* _What to produce_
Could you extract every entry below and reproduce it exactly?

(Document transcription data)
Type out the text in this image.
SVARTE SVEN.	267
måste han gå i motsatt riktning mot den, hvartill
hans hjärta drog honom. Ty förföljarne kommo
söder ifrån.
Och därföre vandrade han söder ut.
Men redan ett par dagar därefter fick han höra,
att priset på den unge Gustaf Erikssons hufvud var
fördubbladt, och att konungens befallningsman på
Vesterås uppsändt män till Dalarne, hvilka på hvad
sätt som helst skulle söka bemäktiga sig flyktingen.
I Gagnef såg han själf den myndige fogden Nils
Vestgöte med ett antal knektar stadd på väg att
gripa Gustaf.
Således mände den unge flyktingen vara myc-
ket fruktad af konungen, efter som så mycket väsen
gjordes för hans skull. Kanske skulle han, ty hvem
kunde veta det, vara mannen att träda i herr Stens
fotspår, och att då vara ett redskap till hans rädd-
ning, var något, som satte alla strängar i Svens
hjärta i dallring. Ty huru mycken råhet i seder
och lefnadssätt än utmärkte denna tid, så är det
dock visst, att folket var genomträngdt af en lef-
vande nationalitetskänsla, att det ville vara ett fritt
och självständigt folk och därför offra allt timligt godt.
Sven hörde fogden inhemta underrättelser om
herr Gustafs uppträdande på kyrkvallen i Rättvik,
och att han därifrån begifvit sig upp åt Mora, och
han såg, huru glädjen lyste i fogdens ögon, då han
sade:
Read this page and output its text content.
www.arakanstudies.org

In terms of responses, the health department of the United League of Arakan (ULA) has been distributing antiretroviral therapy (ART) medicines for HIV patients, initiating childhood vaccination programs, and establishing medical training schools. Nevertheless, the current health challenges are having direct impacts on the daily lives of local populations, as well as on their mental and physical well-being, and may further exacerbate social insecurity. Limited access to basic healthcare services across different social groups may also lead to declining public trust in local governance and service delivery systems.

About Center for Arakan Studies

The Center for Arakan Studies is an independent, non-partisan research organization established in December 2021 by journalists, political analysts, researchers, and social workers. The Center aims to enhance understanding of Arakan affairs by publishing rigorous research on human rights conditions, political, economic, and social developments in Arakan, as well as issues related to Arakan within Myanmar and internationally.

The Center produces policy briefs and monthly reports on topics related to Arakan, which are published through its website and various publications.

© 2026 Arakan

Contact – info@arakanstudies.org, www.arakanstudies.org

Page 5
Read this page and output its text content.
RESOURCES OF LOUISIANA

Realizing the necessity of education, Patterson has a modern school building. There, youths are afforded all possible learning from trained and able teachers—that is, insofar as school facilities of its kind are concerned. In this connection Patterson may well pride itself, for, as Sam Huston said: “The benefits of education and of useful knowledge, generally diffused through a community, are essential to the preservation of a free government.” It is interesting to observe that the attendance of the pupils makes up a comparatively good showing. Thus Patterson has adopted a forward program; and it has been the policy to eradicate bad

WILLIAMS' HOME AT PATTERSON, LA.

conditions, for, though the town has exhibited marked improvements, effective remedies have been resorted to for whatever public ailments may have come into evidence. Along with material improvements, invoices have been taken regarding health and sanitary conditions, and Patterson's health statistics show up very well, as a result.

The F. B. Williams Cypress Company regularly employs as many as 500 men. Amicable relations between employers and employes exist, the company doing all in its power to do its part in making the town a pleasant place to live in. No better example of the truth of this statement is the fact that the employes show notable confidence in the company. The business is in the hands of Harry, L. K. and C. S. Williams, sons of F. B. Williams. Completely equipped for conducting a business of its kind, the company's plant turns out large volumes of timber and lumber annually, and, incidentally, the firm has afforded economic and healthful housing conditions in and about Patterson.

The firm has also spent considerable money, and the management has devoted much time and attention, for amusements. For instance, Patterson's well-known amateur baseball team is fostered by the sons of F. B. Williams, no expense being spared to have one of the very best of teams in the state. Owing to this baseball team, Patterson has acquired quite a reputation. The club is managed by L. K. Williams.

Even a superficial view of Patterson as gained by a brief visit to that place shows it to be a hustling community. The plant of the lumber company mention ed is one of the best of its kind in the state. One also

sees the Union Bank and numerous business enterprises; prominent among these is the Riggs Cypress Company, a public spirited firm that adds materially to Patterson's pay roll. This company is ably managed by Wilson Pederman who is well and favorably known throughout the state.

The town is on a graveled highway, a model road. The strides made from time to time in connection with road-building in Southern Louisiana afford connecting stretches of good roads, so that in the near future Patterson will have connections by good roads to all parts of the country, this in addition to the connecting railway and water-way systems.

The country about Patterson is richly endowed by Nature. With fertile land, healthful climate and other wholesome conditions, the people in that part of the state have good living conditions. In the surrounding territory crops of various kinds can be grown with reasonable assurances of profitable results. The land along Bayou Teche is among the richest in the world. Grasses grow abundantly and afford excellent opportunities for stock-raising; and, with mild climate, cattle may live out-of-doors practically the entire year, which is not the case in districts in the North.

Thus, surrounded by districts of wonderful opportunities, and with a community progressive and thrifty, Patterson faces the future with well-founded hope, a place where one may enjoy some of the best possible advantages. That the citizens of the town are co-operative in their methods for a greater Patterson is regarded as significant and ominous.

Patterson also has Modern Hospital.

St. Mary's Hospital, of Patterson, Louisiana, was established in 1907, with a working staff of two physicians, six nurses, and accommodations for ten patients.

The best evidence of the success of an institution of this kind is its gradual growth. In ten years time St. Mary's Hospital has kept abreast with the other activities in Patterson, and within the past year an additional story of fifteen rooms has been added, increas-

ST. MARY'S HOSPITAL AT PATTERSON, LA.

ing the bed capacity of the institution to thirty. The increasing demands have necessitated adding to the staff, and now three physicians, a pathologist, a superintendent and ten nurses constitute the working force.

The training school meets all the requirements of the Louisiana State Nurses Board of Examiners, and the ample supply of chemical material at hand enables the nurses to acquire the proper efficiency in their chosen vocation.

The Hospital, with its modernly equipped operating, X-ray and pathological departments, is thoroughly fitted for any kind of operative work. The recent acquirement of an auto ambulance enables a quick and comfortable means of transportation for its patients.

* _Expected output_
Type out the text in this image.
SVARTE SVEN.	267
måste han gå i motsatt riktning mot den, hvartill
hans hjärta drog honom. Ty förföljarne kommo
söder ifrån.
Och därföre vandrade han söder ut.
Men redan ett par dagar därefter fick han höra,
att priset på den unge Gustaf Erikssons hufvud var
fördubbladt, och att konungens befallningsman på
Vesterås uppsändt män till Dalarne, hvilka på hvad
sätt som helst skulle söka bemäktiga sig flyktingen.
I Gagnef såg han själf den myndige fogden Nils
Vestgöte med ett antal knektar stadd på väg att
gripa Gustaf.
Således mände den unge flyktingen vara myc-
ket fruktad af konungen, efter som så mycket väsen
gjordes för hans skull. Kanske skulle han, ty hvem
kunde veta det, vara mannen att träda i herr Stens
fotspår, och att då vara ett redskap till hans rädd-
ning, var något, som satte alla strängar i Svens
hjärta i dallring. Ty huru mycken råhet i seder
och lefnadssätt än utmärkte denna tid, så är det
dock visst, att folket var genomträngdt af en lef-
vande nationalitetskänsla, att det ville vara ett fritt
och självständigt folk och därför offra allt timligt godt.
Sven hörde fogden inhemta underrättelser om
herr Gustafs uppträdande på kyrkvallen i Rättvik,
och att han därifrån begifvit sig upp åt Mora, och
han såg, huru glädjen lyste i fogdens ögon, då han
sade:
Read this page and output its text content.
www.arakanstudies.org

In terms of responses, the health department of the United League of Arakan (ULA) has been distributing antiretroviral therapy (ART) medicines for HIV patients, initiating childhood vaccination programs, and establishing medical training schools. Nevertheless, the current health challenges are having direct impacts on the daily lives of local populations, as well as on their mental and physical well-being, and may further exacerbate social insecurity. Limited access to basic healthcare services across different social groups may also lead to declining public trust in local governance and service delivery systems.

About Center for Arakan Studies

The Center for Arakan Studies is an independent, non-partisan research organization established in December 2021 by journalists, political analysts, researchers, and social workers. The Center aims to enhance understanding of Arakan affairs by publishing rigorous research on human rights conditions, political, economic, and social developments in Arakan, as well as issues related to Arakan within Myanmar and internationally.

The Center produces policy briefs and monthly reports on topics related to Arakan, which are published through its website and various publications.

© 2026 Arakan

Contact – info@arakanstudies.org, www.arakanstudies.org

Page 5
Read this page and output its text content.
RESOURCES OF LOUISIANA

Realizing the necessity of education, Patterson has a modern school building. There, youths are afforded all possible learning from trained and able teachers—that is, insofar as school facilities of its kind are concerned. In this connection Patterson may well pride itself, for, as Sam Huston said: “The benefits of education and of useful knowledge, generally diffused through a community, are essential to the preservation of a free government.” It is interesting to observe that the attendance of the pupils makes up a comparatively good showing. Thus Patterson has adopted a forward program; and it has been the policy to eradicate bad

WILLIAMS' HOME AT PATTERSON, LA.

conditions, for, though the town has exhibited marked improvements, effective remedies have been resorted to for whatever public ailments may have come into evidence. Along with material improvements, invoices have been taken regarding health and sanitary conditions, and Patterson's health statistics show up very well, as a result.

The F. B. Williams Cypress Company regularly employs as many as 500 men. Amicable relations between employers and employes exist, the company doing all in its power to do its part in making the town a pleasant place to live in. No better example of the truth of this statement is the fact that the employes show notable confidence in the company. The business is in the hands of Harry, L. K. and C. S. Williams, sons of F. B. Williams. Completely equipped for conducting a business of its kind, the company's plant turns out large volumes of timber and lumber annually, and, incidentally, the firm has afforded economic and healthful housing conditions in and about Patterson.

The firm has also spent considerable money, and the management has devoted much time and attention, for amusements. For instance, Patterson's well-known amateur baseball team is fostered by the sons of F. B. Williams, no expense being spared to have one of the very best of teams in the state. Owing to this baseball team, Patterson has acquired quite a reputation. The club is managed by L. K. Williams.

Even a superficial view of Patterson as gained by a brief visit to that place shows it to be a hustling community. The plant of the lumber company mention ed is one of the best of its kind in the state. One also

sees the Union Bank and numerous business enterprises; prominent among these is the Riggs Cypress Company, a public spirited firm that adds materially to Patterson's pay roll. This company is ably managed by Wilson Pederman who is well and favorably known throughout the state.

The town is on a graveled highway, a model road. The strides made from time to time in connection with road-building in Southern Louisiana afford connecting stretches of good roads, so that in the near future Patterson will have connections by good roads to all parts of the country, this in addition to the connecting railway and water-way systems.

The country about Patterson is richly endowed by Nature. With fertile land, healthful climate and other wholesome conditions, the people in that part of the state have good living conditions. In the surrounding territory crops of various kinds can be grown with reasonable assurances of profitable results. The land along Bayou Teche is among the richest in the world. Grasses grow abundantly and afford excellent opportunities for stock-raising; and, with mild climate, cattle may live out-of-doors practically the entire year, which is not the case in districts in the North.

Thus, surrounded by districts of wonderful opportunities, and with a community progressive and thrifty, Patterson faces the future with well-founded hope, a place where one may enjoy some of the best possible advantages. That the citizens of the town are co-operative in their methods for a greater Patterson is regarded as significant and ominous.

Patterson also has Modern Hospital.

St. Mary's Hospital, of Patterson, Louisiana, was established in 1907, with a working staff of two physicians, six nurses, and accommodations for ten patients.

The best evidence of the success of an institution of this kind is its gradual growth. In ten years time St. Mary's Hospital has kept abreast with the other activities in Patterson, and within the past year an additional story of fifteen rooms has been added, increas-

ST. MARY'S HOSPITAL AT PATTERSON, LA.

ing the bed capacity of the institution to thirty. The increasing demands have necessitated adding to the staff, and now three physicians, a pathologist, a superintendent and ten nurses constitute the working force.

The training school meets all the requirements of the Louisiana State Nurses Board of Examiners, and the ample supply of chemical material at hand enables the nurses to acquire the proper efficiency in their chosen vocation.

The Hospital, with its modernly equipped operating, X-ray and pathological departments, is thoroughly fitted for any kind of operative work. The recent acquirement of an auto ambulance enables a quick and comfortable means of transportation for its patients.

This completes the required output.